Where a line in the listing contains the string "System", copy that line out.
***** PROVIDED DATA *****
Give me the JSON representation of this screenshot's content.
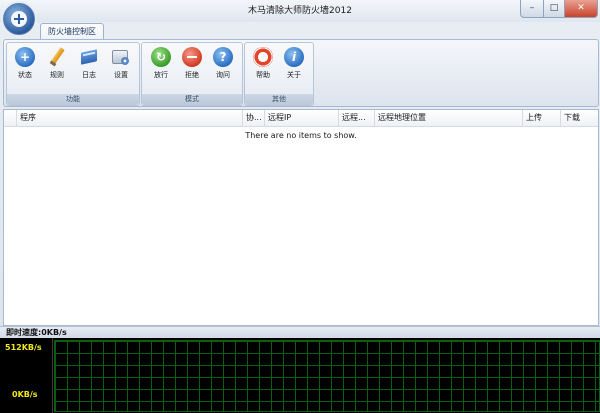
{
  "window": {
    "title": "木马清除大师防火墙2012",
    "controls": {
      "minimize": "–",
      "maximize": "□",
      "close": "✕"
    }
  },
  "ribbon": {
    "tab_label": "防火墙控制区",
    "groups": [
      {
        "label": "功能",
        "buttons": [
          {
            "label": "状态",
            "icon": "status-plus-icon"
          },
          {
            "label": "规则",
            "icon": "pencil-icon"
          },
          {
            "label": "日志",
            "icon": "log-book-icon"
          },
          {
            "label": "设置",
            "icon": "settings-icon"
          }
        ]
      },
      {
        "label": "模式",
        "buttons": [
          {
            "label": "放行",
            "icon": "allow-icon"
          },
          {
            "label": "拒绝",
            "icon": "deny-icon"
          },
          {
            "label": "询问",
            "icon": "ask-icon"
          }
        ]
      },
      {
        "label": "其他",
        "buttons": [
          {
            "label": "帮助",
            "icon": "lifebuoy-icon"
          },
          {
            "label": "关于",
            "icon": "info-icon"
          }
        ]
      }
    ]
  },
  "list": {
    "columns": [
      "程序",
      "协...",
      "远程IP",
      "远程...",
      "远程地理位置",
      "上传",
      "下载"
    ],
    "empty_text": "There are no items to show."
  },
  "speed": {
    "label": "即时速度:0KB/s",
    "y_max": "512KB/s",
    "y_min": "0KB/s"
  },
  "colors": {
    "graph_background": "#000000",
    "graph_grid": "#0a5f12",
    "axis_text": "#f3e81b"
  }
}
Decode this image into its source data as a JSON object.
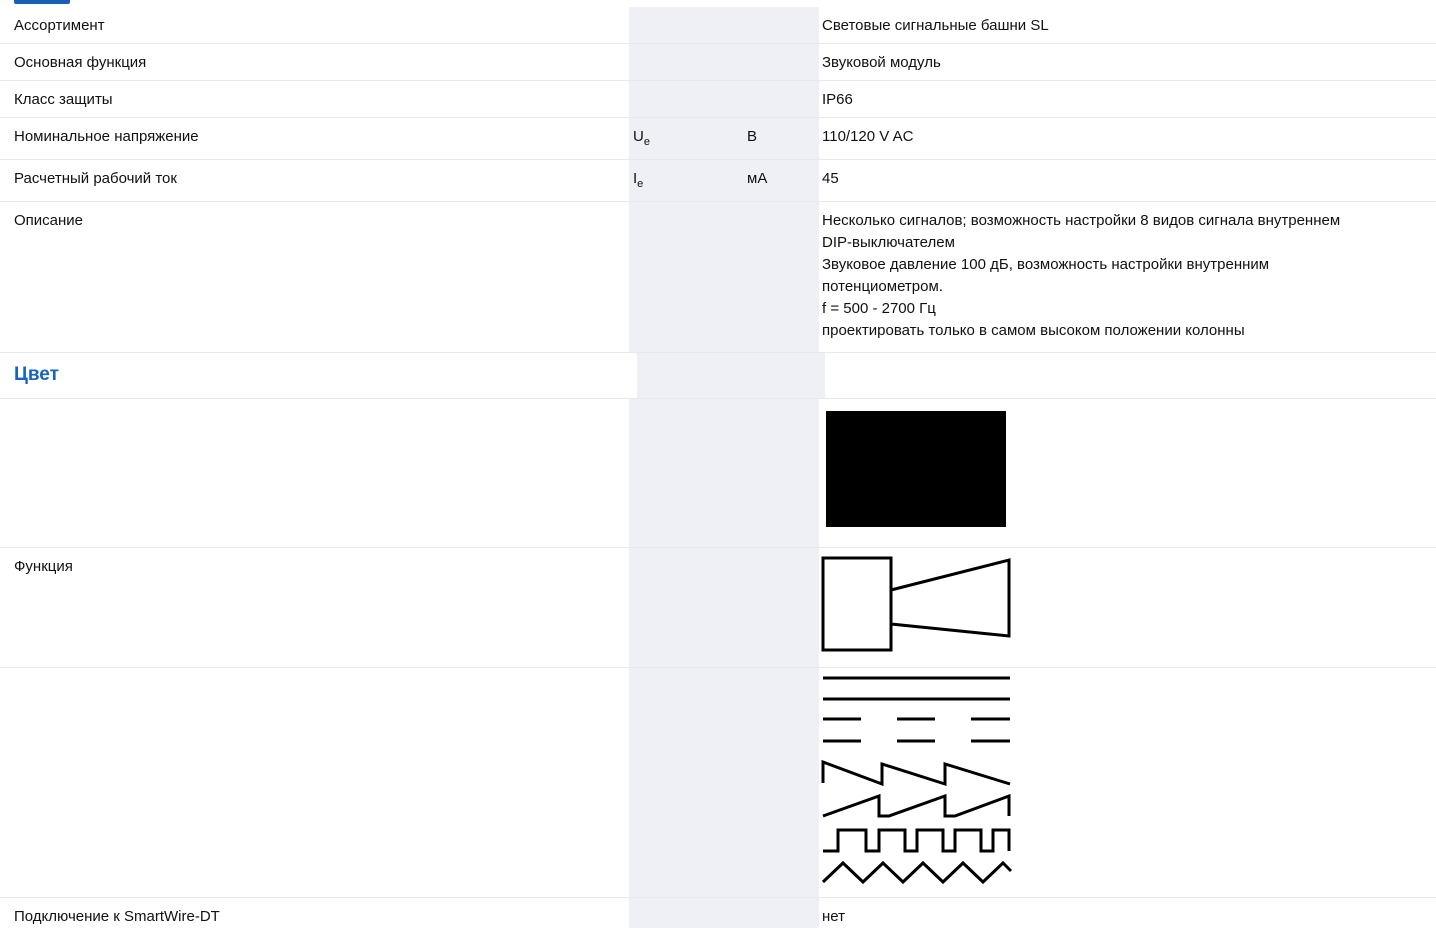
{
  "rows": {
    "assortment": {
      "label": "Ассортимент",
      "value": "Световые сигнальные башни SL"
    },
    "main_function": {
      "label": "Основная функция",
      "value": "Звуковой модуль"
    },
    "protection": {
      "label": "Класс защиты",
      "value": "IP66"
    },
    "voltage": {
      "label": "Номинальное напряжение",
      "symbol": "U",
      "symbol_sub": "e",
      "unit": "В",
      "value": "110/120 V AC"
    },
    "current": {
      "label": "Расчетный рабочий ток",
      "symbol": "I",
      "symbol_sub": "e",
      "unit": "мА",
      "value": "45"
    },
    "description": {
      "label": "Описание",
      "lines": [
        "Несколько сигналов; возможность настройки 8 видов сигнала внутреннем",
        "DIP-выключателем",
        "Звуковое давление 100 дБ, возможность настройки внутренним",
        "потенциометром.",
        "f = 500 - 2700 Гц",
        "проектировать только в самом высоком положении колонны"
      ]
    },
    "color_section": {
      "title": "Цвет"
    },
    "color_swatch": {
      "color": "#000000"
    },
    "function": {
      "label": "Функция",
      "icon": "horn-icon"
    },
    "signal_types": {
      "icon": "signal-waveforms-icon"
    },
    "smartwire": {
      "label": "Подключение к SmartWire-DT",
      "value": "нет"
    }
  }
}
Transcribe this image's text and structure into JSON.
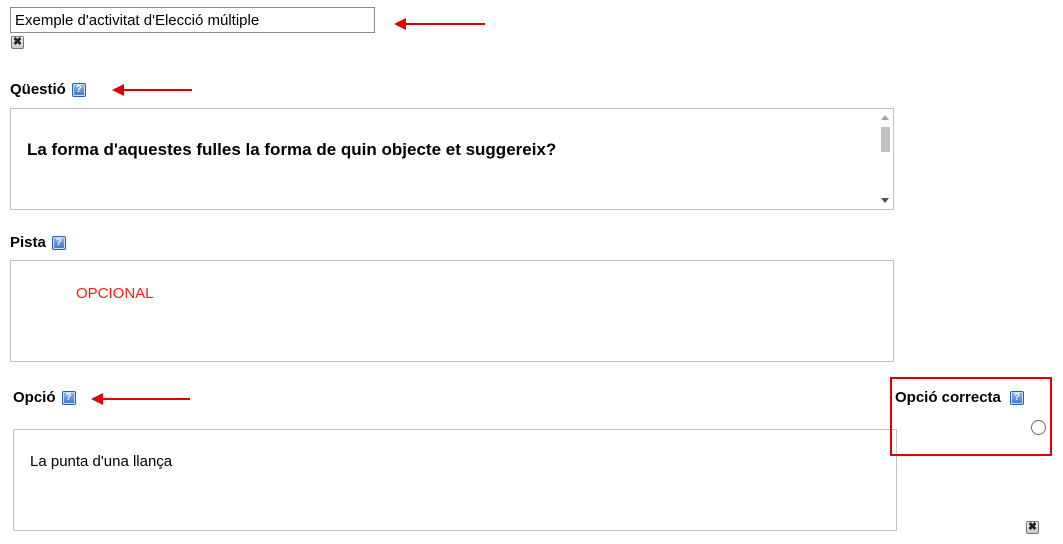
{
  "activity": {
    "title_value": "Exemple d'activitat d'Elecció múltiple",
    "delete_label": "✖"
  },
  "question": {
    "label": "Qüestió",
    "help_label": "?",
    "text": "La forma d'aquestes fulles la forma de quin objecte et suggereix?"
  },
  "hint": {
    "label": "Pista",
    "help_label": "?",
    "text": "OPCIONAL"
  },
  "option": {
    "label": "Opció",
    "help_label": "?",
    "text": "La punta d'una llança",
    "correct_label": "Opció correcta",
    "correct_help_label": "?",
    "delete_label": "✖",
    "is_correct": false
  },
  "annotation_color": "#e00000"
}
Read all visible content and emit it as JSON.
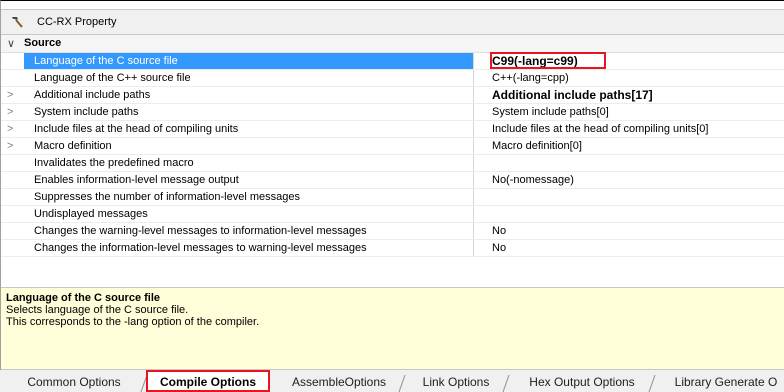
{
  "window": {
    "title": "CC-RX Property"
  },
  "section": {
    "label": "Source",
    "collapse_glyph": "∨"
  },
  "properties": [
    {
      "expander": "",
      "name": "Language of the C source file",
      "value": "C99(-lang=c99)",
      "selected": true,
      "bold": true
    },
    {
      "expander": "",
      "name": "Language of the C++ source file",
      "value": "C++(-lang=cpp)"
    },
    {
      "expander": ">",
      "name": "Additional include paths",
      "value": "Additional include paths[17]",
      "bold": true
    },
    {
      "expander": ">",
      "name": "System include paths",
      "value": "System include paths[0]"
    },
    {
      "expander": ">",
      "name": "Include files at the head of compiling units",
      "value": "Include files at the head of compiling units[0]"
    },
    {
      "expander": ">",
      "name": "Macro definition",
      "value": "Macro definition[0]"
    },
    {
      "expander": "",
      "name": "Invalidates the predefined macro",
      "value": ""
    },
    {
      "expander": "",
      "name": "Enables information-level message output",
      "value": "No(-nomessage)"
    },
    {
      "expander": "",
      "name": "Suppresses the number of information-level messages",
      "value": ""
    },
    {
      "expander": "",
      "name": "Undisplayed messages",
      "value": ""
    },
    {
      "expander": "",
      "name": "Changes the warning-level messages to information-level messages",
      "value": "No"
    },
    {
      "expander": "",
      "name": "Changes the information-level messages to warning-level messages",
      "value": "No"
    }
  ],
  "description": {
    "title": "Language of the C source file",
    "lines": [
      "Selects language of the C source file.",
      "This corresponds to the -lang option of the compiler."
    ]
  },
  "tabs": [
    {
      "label": "Common Options",
      "active": false
    },
    {
      "label": "Compile Options",
      "active": true
    },
    {
      "label": "AssembleOptions",
      "active": false
    },
    {
      "label": "Link Options",
      "active": false
    },
    {
      "label": "Hex Output Options",
      "active": false
    },
    {
      "label": "Library Generate O",
      "active": false
    }
  ],
  "colors": {
    "selection": "#3399ff",
    "highlight": "#e8141f",
    "description_bg": "#fffed8"
  },
  "icons": {
    "title": "hammer-icon",
    "collapse": "chevron-down-icon",
    "expander": "chevron-right-icon"
  }
}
*****
**RESULT**
      "name": "System include paths",
      "value": "System include paths[0]"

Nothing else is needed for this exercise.